* _Task to carry out_:
Copy the lines of the material word for word, from the start of the material through the line containing "expand-box[interactable] xyxy=(598,1178,603,1183)", including both ends.

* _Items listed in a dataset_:
::::
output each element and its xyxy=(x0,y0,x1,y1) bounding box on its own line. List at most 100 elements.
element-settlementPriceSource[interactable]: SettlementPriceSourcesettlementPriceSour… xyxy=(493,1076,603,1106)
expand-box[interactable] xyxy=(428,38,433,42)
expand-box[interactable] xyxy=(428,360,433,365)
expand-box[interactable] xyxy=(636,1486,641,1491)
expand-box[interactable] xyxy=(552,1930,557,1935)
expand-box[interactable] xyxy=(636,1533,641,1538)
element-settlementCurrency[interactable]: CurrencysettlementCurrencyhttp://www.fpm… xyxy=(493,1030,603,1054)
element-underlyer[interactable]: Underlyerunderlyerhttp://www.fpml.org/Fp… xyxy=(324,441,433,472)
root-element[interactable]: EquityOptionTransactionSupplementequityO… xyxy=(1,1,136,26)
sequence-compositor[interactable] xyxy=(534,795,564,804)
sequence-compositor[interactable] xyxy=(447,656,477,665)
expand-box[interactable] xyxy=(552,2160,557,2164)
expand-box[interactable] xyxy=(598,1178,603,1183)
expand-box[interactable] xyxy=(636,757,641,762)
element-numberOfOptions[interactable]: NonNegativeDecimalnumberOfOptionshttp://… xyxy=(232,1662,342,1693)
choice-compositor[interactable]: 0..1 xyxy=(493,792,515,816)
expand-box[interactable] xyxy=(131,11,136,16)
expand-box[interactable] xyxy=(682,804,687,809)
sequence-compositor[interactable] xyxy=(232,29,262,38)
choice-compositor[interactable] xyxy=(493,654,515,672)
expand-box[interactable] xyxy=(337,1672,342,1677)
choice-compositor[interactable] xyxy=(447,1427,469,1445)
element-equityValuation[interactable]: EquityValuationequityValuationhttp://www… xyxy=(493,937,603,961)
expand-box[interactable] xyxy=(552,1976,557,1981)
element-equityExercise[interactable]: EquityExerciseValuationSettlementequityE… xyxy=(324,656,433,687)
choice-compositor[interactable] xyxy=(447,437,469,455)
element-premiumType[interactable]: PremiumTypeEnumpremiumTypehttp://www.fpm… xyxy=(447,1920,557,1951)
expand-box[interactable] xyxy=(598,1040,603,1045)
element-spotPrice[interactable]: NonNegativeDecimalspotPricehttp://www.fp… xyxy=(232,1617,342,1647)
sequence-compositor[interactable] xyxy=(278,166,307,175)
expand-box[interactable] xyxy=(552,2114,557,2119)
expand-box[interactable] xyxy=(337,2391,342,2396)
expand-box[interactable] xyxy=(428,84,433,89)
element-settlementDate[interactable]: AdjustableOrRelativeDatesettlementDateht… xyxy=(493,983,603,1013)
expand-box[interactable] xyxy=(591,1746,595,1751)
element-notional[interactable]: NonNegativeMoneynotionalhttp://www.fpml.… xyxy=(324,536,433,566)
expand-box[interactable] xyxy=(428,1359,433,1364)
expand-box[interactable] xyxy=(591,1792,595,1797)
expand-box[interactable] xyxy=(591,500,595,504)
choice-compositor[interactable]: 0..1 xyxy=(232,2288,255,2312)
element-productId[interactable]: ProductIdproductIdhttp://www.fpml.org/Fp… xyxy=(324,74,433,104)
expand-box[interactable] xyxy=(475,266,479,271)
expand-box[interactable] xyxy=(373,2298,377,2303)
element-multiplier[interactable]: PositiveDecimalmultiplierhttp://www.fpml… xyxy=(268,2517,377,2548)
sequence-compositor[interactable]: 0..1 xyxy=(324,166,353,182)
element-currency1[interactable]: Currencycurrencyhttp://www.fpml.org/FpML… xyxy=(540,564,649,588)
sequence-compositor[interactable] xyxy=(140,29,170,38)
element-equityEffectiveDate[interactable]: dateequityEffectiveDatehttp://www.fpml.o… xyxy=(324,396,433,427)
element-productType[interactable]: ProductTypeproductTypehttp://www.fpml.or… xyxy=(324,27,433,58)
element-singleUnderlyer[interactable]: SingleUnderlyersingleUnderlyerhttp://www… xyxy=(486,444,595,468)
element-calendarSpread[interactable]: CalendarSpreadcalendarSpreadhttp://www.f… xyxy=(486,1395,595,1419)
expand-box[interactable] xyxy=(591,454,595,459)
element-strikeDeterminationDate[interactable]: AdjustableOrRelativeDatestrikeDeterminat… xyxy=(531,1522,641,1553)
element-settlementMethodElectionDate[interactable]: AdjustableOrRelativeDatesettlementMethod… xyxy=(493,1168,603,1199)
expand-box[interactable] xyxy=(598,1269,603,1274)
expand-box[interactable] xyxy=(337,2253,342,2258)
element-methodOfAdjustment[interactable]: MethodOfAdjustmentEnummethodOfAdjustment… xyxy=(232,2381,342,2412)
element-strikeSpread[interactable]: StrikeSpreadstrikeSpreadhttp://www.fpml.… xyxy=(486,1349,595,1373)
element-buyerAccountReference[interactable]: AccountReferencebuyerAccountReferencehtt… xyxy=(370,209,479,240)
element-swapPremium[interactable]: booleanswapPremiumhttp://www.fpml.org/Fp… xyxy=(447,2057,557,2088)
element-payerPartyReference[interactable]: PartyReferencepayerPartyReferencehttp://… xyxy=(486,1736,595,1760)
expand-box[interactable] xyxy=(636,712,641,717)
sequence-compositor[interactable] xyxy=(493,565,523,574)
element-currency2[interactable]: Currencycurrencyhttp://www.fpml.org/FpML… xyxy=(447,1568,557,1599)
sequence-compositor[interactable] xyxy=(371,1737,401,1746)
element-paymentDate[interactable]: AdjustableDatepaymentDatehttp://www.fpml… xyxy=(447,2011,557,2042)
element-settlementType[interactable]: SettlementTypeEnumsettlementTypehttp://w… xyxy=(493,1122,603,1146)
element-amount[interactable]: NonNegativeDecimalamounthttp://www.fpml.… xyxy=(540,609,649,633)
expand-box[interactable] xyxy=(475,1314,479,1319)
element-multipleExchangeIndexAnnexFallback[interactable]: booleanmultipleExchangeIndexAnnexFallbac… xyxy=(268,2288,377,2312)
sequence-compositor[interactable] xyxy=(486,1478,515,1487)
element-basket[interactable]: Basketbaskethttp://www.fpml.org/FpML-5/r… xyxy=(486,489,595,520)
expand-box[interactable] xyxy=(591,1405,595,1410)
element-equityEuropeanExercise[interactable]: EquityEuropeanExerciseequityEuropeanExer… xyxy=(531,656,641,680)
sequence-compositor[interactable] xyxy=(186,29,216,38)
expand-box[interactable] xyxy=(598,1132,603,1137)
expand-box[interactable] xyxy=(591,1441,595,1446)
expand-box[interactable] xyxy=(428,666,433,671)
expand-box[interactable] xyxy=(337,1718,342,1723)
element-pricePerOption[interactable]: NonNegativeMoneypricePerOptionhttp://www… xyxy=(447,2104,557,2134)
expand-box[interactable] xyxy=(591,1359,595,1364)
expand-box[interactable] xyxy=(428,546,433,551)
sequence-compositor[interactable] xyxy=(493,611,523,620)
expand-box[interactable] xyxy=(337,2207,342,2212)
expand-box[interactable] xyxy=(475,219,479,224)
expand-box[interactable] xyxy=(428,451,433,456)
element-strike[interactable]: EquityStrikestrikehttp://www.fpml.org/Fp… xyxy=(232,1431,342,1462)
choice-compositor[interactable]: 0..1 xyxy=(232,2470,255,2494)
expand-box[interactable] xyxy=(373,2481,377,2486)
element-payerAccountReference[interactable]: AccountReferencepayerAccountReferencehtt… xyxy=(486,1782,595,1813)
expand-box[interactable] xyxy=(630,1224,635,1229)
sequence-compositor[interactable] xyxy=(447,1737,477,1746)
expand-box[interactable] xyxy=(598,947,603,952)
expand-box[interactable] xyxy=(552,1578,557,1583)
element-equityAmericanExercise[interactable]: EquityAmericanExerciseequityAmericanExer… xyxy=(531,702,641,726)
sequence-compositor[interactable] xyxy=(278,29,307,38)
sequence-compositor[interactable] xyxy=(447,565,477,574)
::::
* _Task response_:
output each element and its xyxy=(x0,y0,x1,y1) bounding box on its own line. List at most 100 elements.
element-settlementPriceSource[interactable]: SettlementPriceSourcesettlementPriceSour… xyxy=(493,1076,603,1106)
expand-box[interactable] xyxy=(428,38,433,42)
expand-box[interactable] xyxy=(428,360,433,365)
expand-box[interactable] xyxy=(636,1486,641,1491)
expand-box[interactable] xyxy=(552,1930,557,1935)
expand-box[interactable] xyxy=(636,1533,641,1538)
element-settlementCurrency[interactable]: CurrencysettlementCurrencyhttp://www.fpm… xyxy=(493,1030,603,1054)
element-underlyer[interactable]: Underlyerunderlyerhttp://www.fpml.org/Fp… xyxy=(324,441,433,472)
root-element[interactable]: EquityOptionTransactionSupplementequityO… xyxy=(1,1,136,26)
sequence-compositor[interactable] xyxy=(534,795,564,804)
sequence-compositor[interactable] xyxy=(447,656,477,665)
expand-box[interactable] xyxy=(552,2160,557,2164)
expand-box[interactable] xyxy=(598,1178,603,1183)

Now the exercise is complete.